**MATERIAL FOR THIS EXERCISE:**

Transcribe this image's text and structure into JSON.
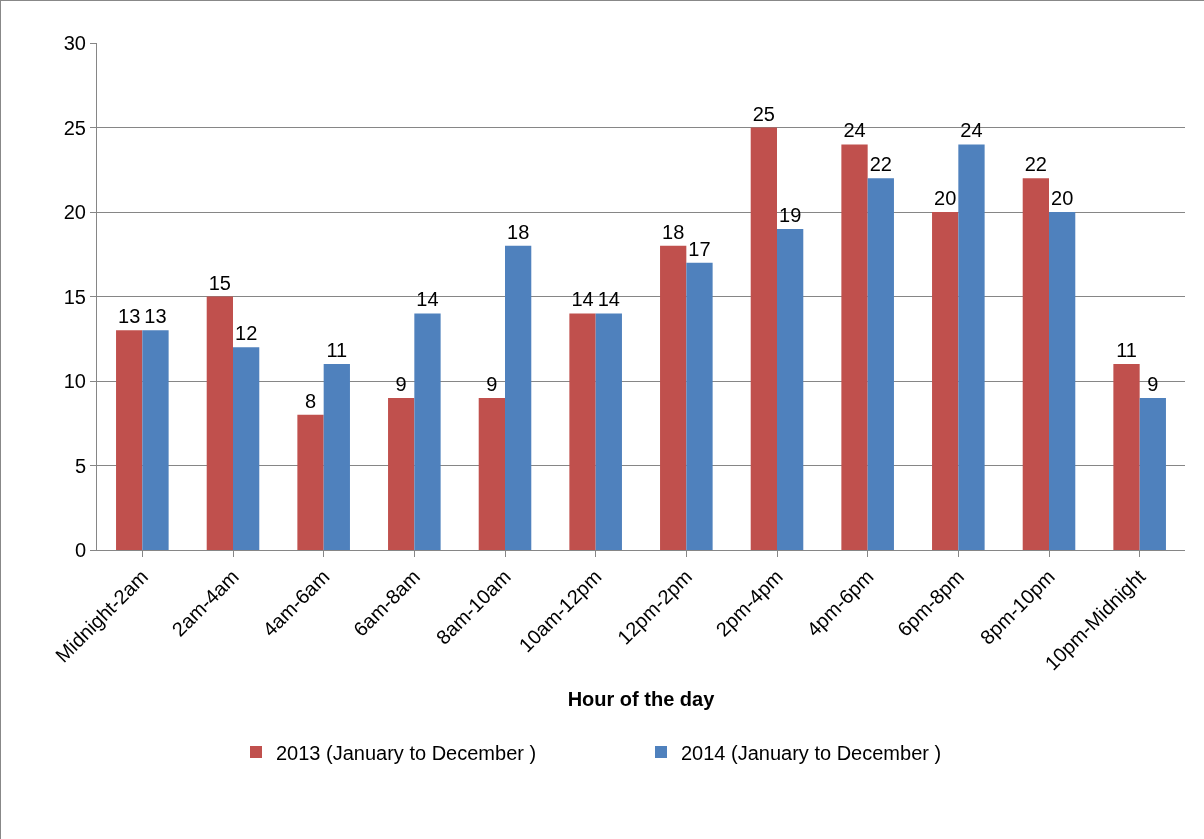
{
  "chart_data": {
    "type": "bar",
    "xlabel": "Hour of the day",
    "categories": [
      "Midnight-2am",
      "2am-4am",
      "4am-6am",
      "6am-8am",
      "8am-10am",
      "10am-12pm",
      "12pm-2pm",
      "2pm-4pm",
      "4pm-6pm",
      "6pm-8pm",
      "8pm-10pm",
      "10pm-Midnight"
    ],
    "series": [
      {
        "name": "2013 (January to December )",
        "color": "#c0504d",
        "values": [
          13,
          15,
          8,
          9,
          9,
          14,
          18,
          25,
          24,
          20,
          22,
          11
        ]
      },
      {
        "name": "2014 (January to December )",
        "color": "#4f81bd",
        "values": [
          13,
          12,
          11,
          14,
          18,
          14,
          17,
          19,
          22,
          24,
          20,
          9
        ]
      }
    ],
    "ylim": [
      0,
      30
    ],
    "yticks": [
      0,
      5,
      10,
      15,
      20,
      25,
      30
    ],
    "grid": "y",
    "legend": "bottom",
    "data_labels": true
  }
}
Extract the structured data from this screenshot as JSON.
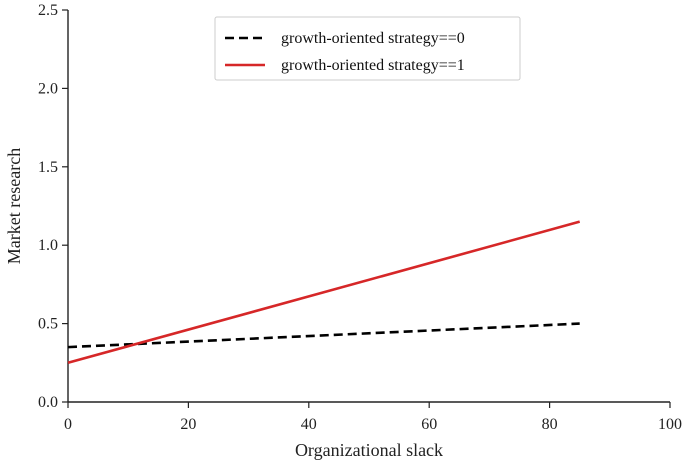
{
  "chart_data": {
    "type": "line",
    "title": "",
    "xlabel": "Organizational slack",
    "ylabel": "Market research",
    "xlim": [
      0,
      100
    ],
    "ylim": [
      0,
      2.5
    ],
    "xticks": [
      0,
      20,
      40,
      60,
      80,
      100
    ],
    "xtick_labels": [
      "0",
      "20",
      "40",
      "60",
      "80",
      "100"
    ],
    "yticks": [
      0,
      0.5,
      1,
      1.5,
      2,
      2.5
    ],
    "ytick_labels": [
      "0.0",
      "0.5",
      "1.0",
      "1.5",
      "2.0",
      "2.5"
    ],
    "grid": false,
    "legend_position": "top-right",
    "series": [
      {
        "name": "growth-oriented strategy==0",
        "color": "#000000",
        "dash": "dashed",
        "x": [
          0,
          85
        ],
        "y": [
          0.35,
          0.5
        ]
      },
      {
        "name": "growth-oriented strategy==1",
        "color": "#d62728",
        "dash": "solid",
        "x": [
          0,
          85
        ],
        "y": [
          0.25,
          1.15
        ]
      }
    ]
  }
}
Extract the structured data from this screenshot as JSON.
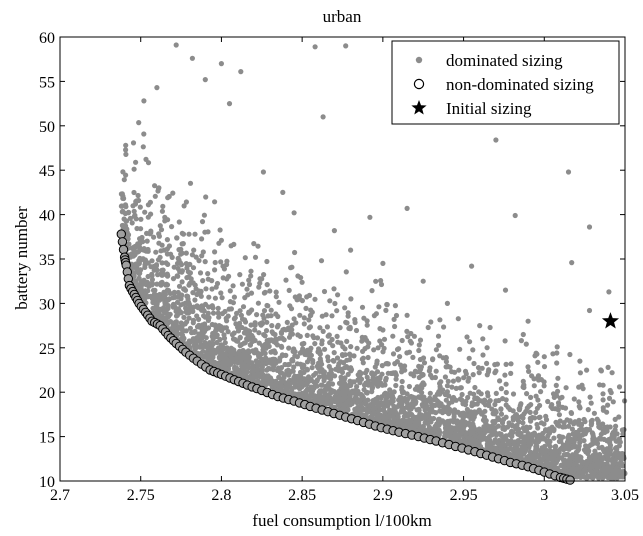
{
  "chart_data": {
    "type": "scatter",
    "title": "urban",
    "xlabel": "fuel consumption l/100km",
    "ylabel": "battery number",
    "xlim": [
      2.7,
      3.05
    ],
    "ylim": [
      10,
      60
    ],
    "xticks": [
      "2.7",
      "2.75",
      "2.8",
      "2.85",
      "2.9",
      "2.95",
      "3",
      "3.05"
    ],
    "yticks": [
      "10",
      "15",
      "20",
      "25",
      "30",
      "35",
      "40",
      "45",
      "50",
      "55",
      "60"
    ],
    "grid": false,
    "legend_position": "top-right",
    "legend": [
      "dominated sizing",
      "non-dominated sizing",
      "Initial sizing"
    ],
    "colors": {
      "dominated": "#8c8c8c",
      "nondominated_fill": "#a0a0a0",
      "nondominated_edge": "#000000",
      "initial": "#000000"
    },
    "series": [
      {
        "name": "dominated sizing",
        "marker": "dot",
        "note_outliers": [
          [
            2.772,
            59.1
          ],
          [
            2.782,
            57.6
          ],
          [
            2.8,
            57.0
          ],
          [
            2.812,
            56.1
          ],
          [
            2.858,
            58.9
          ],
          [
            2.877,
            59.0
          ],
          [
            2.863,
            51.0
          ],
          [
            2.97,
            48.4
          ],
          [
            3.015,
            44.8
          ],
          [
            2.892,
            39.7
          ],
          [
            2.915,
            40.7
          ],
          [
            2.982,
            39.9
          ],
          [
            3.028,
            38.6
          ],
          [
            2.9,
            34.5
          ],
          [
            2.955,
            34.2
          ],
          [
            2.976,
            31.5
          ],
          [
            3.017,
            34.6
          ],
          [
            3.04,
            31.3
          ],
          [
            2.99,
            28.0
          ],
          [
            3.028,
            29.2
          ],
          [
            2.987,
            26.5
          ],
          [
            3.008,
            25.1
          ],
          [
            2.752,
            52.8
          ],
          [
            2.76,
            54.3
          ],
          [
            2.79,
            55.2
          ],
          [
            2.805,
            52.5
          ],
          [
            2.826,
            44.8
          ],
          [
            2.838,
            42.5
          ],
          [
            2.845,
            40.2
          ],
          [
            2.87,
            38.2
          ],
          [
            2.88,
            36.0
          ],
          [
            2.925,
            32.5
          ],
          [
            2.94,
            30.0
          ],
          [
            2.96,
            27.5
          ],
          [
            3.0,
            24.0
          ],
          [
            3.035,
            22.5
          ]
        ]
      },
      {
        "name": "non-dominated sizing",
        "marker": "circle",
        "front": [
          [
            2.738,
            37.8
          ],
          [
            2.74,
            35.2
          ],
          [
            2.741,
            34.3
          ],
          [
            2.743,
            32.0
          ],
          [
            2.746,
            31.0
          ],
          [
            2.749,
            30.0
          ],
          [
            2.753,
            29.0
          ],
          [
            2.757,
            28.0
          ],
          [
            2.762,
            27.5
          ],
          [
            2.767,
            26.4
          ],
          [
            2.772,
            25.5
          ],
          [
            2.778,
            24.5
          ],
          [
            2.785,
            23.5
          ],
          [
            2.793,
            22.5
          ],
          [
            2.8,
            22.0
          ],
          [
            2.808,
            21.4
          ],
          [
            2.816,
            20.8
          ],
          [
            2.825,
            20.2
          ],
          [
            2.835,
            19.5
          ],
          [
            2.845,
            19.0
          ],
          [
            2.855,
            18.4
          ],
          [
            2.866,
            17.8
          ],
          [
            2.877,
            17.2
          ],
          [
            2.888,
            16.6
          ],
          [
            2.899,
            16.0
          ],
          [
            2.91,
            15.5
          ],
          [
            2.922,
            15.0
          ],
          [
            2.933,
            14.5
          ],
          [
            2.945,
            13.9
          ],
          [
            2.957,
            13.3
          ],
          [
            2.968,
            12.7
          ],
          [
            2.979,
            12.1
          ],
          [
            2.99,
            11.6
          ],
          [
            3.0,
            11.0
          ],
          [
            3.01,
            10.4
          ],
          [
            3.016,
            10.1
          ]
        ]
      },
      {
        "name": "Initial sizing",
        "marker": "star",
        "points": [
          [
            3.041,
            28.0
          ]
        ]
      }
    ]
  }
}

**REQUIREMENTS:**
Every line of text is to be repeated exactly; pictures are left out.

**COMPLETE ANSWER:**
Transcribe this image's text and structure into JSON.
{
  "chart_data": {
    "type": "bar",
    "xlabel": "Hour of the day",
    "categories": [
      "Midnight-2am",
      "2am-4am",
      "4am-6am",
      "6am-8am",
      "8am-10am",
      "10am-12pm",
      "12pm-2pm",
      "2pm-4pm",
      "4pm-6pm",
      "6pm-8pm",
      "8pm-10pm",
      "10pm-Midnight"
    ],
    "series": [
      {
        "name": "2013 (January to December )",
        "color": "#c0504d",
        "values": [
          13,
          15,
          8,
          9,
          9,
          14,
          18,
          25,
          24,
          20,
          22,
          11
        ]
      },
      {
        "name": "2014 (January to December )",
        "color": "#4f81bd",
        "values": [
          13,
          12,
          11,
          14,
          18,
          14,
          17,
          19,
          22,
          24,
          20,
          9
        ]
      }
    ],
    "ylim": [
      0,
      30
    ],
    "yticks": [
      0,
      5,
      10,
      15,
      20,
      25,
      30
    ],
    "grid": "y",
    "legend": "bottom",
    "data_labels": true
  }
}
Extract the structured data from this screenshot as JSON.
{
  "chart_data": {
    "type": "line",
    "title": "",
    "xlabel": "Organizational slack",
    "ylabel": "Market research",
    "xlim": [
      0,
      100
    ],
    "ylim": [
      0,
      2.5
    ],
    "xticks": [
      0,
      20,
      40,
      60,
      80,
      100
    ],
    "xtick_labels": [
      "0",
      "20",
      "40",
      "60",
      "80",
      "100"
    ],
    "yticks": [
      0,
      0.5,
      1,
      1.5,
      2,
      2.5
    ],
    "ytick_labels": [
      "0.0",
      "0.5",
      "1.0",
      "1.5",
      "2.0",
      "2.5"
    ],
    "grid": false,
    "legend_position": "top-right",
    "series": [
      {
        "name": "growth-oriented strategy==0",
        "color": "#000000",
        "dash": "dashed",
        "x": [
          0,
          85
        ],
        "y": [
          0.35,
          0.5
        ]
      },
      {
        "name": "growth-oriented strategy==1",
        "color": "#d62728",
        "dash": "solid",
        "x": [
          0,
          85
        ],
        "y": [
          0.25,
          1.15
        ]
      }
    ]
  }
}
Extract the structured data from this screenshot as JSON.
{
  "chart_data": {
    "type": "scatter",
    "title": "urban",
    "xlabel": "fuel consumption l/100km",
    "ylabel": "battery number",
    "xlim": [
      2.7,
      3.05
    ],
    "ylim": [
      10,
      60
    ],
    "xticks": [
      "2.7",
      "2.75",
      "2.8",
      "2.85",
      "2.9",
      "2.95",
      "3",
      "3.05"
    ],
    "yticks": [
      "10",
      "15",
      "20",
      "25",
      "30",
      "35",
      "40",
      "45",
      "50",
      "55",
      "60"
    ],
    "grid": false,
    "legend_position": "top-right",
    "legend": [
      "dominated sizing",
      "non-dominated sizing",
      "Initial sizing"
    ],
    "colors": {
      "dominated": "#8c8c8c",
      "nondominated_fill": "#a0a0a0",
      "nondominated_edge": "#000000",
      "initial": "#000000"
    },
    "series": [
      {
        "name": "dominated sizing",
        "marker": "dot",
        "note_outliers": [
          [
            2.772,
            59.1
          ],
          [
            2.782,
            57.6
          ],
          [
            2.8,
            57.0
          ],
          [
            2.812,
            56.1
          ],
          [
            2.858,
            58.9
          ],
          [
            2.877,
            59.0
          ],
          [
            2.863,
            51.0
          ],
          [
            2.97,
            48.4
          ],
          [
            3.015,
            44.8
          ],
          [
            2.892,
            39.7
          ],
          [
            2.915,
            40.7
          ],
          [
            2.982,
            39.9
          ],
          [
            3.028,
            38.6
          ],
          [
            2.9,
            34.5
          ],
          [
            2.955,
            34.2
          ],
          [
            2.976,
            31.5
          ],
          [
            3.017,
            34.6
          ],
          [
            3.04,
            31.3
          ],
          [
            2.99,
            28.0
          ],
          [
            3.028,
            29.2
          ],
          [
            2.987,
            26.5
          ],
          [
            3.008,
            25.1
          ],
          [
            2.752,
            52.8
          ],
          [
            2.76,
            54.3
          ],
          [
            2.79,
            55.2
          ],
          [
            2.805,
            52.5
          ],
          [
            2.826,
            44.8
          ],
          [
            2.838,
            42.5
          ],
          [
            2.845,
            40.2
          ],
          [
            2.87,
            38.2
          ],
          [
            2.88,
            36.0
          ],
          [
            2.925,
            32.5
          ],
          [
            2.94,
            30.0
          ],
          [
            2.96,
            27.5
          ],
          [
            3.0,
            24.0
          ],
          [
            3.035,
            22.5
          ]
        ]
      },
      {
        "name": "non-dominated sizing",
        "marker": "circle",
        "front": [
          [
            2.738,
            37.8
          ],
          [
            2.74,
            35.2
          ],
          [
            2.741,
            34.3
          ],
          [
            2.743,
            32.0
          ],
          [
            2.746,
            31.0
          ],
          [
            2.749,
            30.0
          ],
          [
            2.753,
            29.0
          ],
          [
            2.757,
            28.0
          ],
          [
            2.762,
            27.5
          ],
          [
            2.767,
            26.4
          ],
          [
            2.772,
            25.5
          ],
          [
            2.778,
            24.5
          ],
          [
            2.785,
            23.5
          ],
          [
            2.793,
            22.5
          ],
          [
            2.8,
            22.0
          ],
          [
            2.808,
            21.4
          ],
          [
            2.816,
            20.8
          ],
          [
            2.825,
            20.2
          ],
          [
            2.835,
            19.5
          ],
          [
            2.845,
            19.0
          ],
          [
            2.855,
            18.4
          ],
          [
            2.866,
            17.8
          ],
          [
            2.877,
            17.2
          ],
          [
            2.888,
            16.6
          ],
          [
            2.899,
            16.0
          ],
          [
            2.91,
            15.5
          ],
          [
            2.922,
            15.0
          ],
          [
            2.933,
            14.5
          ],
          [
            2.945,
            13.9
          ],
          [
            2.957,
            13.3
          ],
          [
            2.968,
            12.7
          ],
          [
            2.979,
            12.1
          ],
          [
            2.99,
            11.6
          ],
          [
            3.0,
            11.0
          ],
          [
            3.01,
            10.4
          ],
          [
            3.016,
            10.1
          ]
        ]
      },
      {
        "name": "Initial sizing",
        "marker": "star",
        "points": [
          [
            3.041,
            28.0
          ]
        ]
      }
    ]
  }
}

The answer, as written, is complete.